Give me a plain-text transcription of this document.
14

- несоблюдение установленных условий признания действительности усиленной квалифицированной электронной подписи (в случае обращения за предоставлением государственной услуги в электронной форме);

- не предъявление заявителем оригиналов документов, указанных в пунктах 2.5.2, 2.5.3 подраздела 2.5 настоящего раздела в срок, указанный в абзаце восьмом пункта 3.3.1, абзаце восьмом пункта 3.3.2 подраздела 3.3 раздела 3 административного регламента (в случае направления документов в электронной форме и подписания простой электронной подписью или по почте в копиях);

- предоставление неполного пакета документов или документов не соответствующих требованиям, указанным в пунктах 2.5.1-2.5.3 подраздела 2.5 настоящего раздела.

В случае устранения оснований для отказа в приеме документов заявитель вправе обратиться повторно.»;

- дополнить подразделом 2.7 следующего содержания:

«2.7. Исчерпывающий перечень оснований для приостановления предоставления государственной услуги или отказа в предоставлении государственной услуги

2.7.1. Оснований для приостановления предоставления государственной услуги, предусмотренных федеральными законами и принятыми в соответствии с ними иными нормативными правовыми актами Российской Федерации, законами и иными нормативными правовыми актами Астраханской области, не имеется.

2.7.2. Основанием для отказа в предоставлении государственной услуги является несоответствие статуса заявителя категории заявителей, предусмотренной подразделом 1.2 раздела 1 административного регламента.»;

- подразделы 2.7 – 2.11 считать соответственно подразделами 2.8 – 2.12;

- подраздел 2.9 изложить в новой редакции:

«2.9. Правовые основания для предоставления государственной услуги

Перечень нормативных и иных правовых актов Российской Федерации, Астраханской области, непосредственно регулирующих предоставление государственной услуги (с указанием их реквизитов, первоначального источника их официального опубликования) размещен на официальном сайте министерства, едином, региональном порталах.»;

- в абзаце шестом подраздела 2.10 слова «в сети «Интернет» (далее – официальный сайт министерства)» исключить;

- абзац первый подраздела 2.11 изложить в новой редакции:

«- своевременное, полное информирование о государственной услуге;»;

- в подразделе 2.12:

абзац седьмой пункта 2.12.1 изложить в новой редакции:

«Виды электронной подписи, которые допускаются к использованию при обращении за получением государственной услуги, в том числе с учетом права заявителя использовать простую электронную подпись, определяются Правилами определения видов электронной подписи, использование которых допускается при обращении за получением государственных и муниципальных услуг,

===============

■ WHAT IS EXPECTED ■
Pick out the lines above that hold the string "форме" and show them.

■ RESULT BELOW ■
- несоблюдение установленных условий признания действительности усиленной квалифицированной электронной подписи (в случае обращения за предоставлением государственной услуги в электронной форме);
- не предъявление заявителем оригиналов документов, указанных в пунктах 2.5.2, 2.5.3 подраздела 2.5 настоящего раздела в срок, указанный в абзаце восьмом пункта 3.3.1, абзаце восьмом пункта 3.3.2 подраздела 3.3 раздела 3 административного регламента (в случае направления документов в электронной форме и подписания простой электронной подписью или по почте в копиях);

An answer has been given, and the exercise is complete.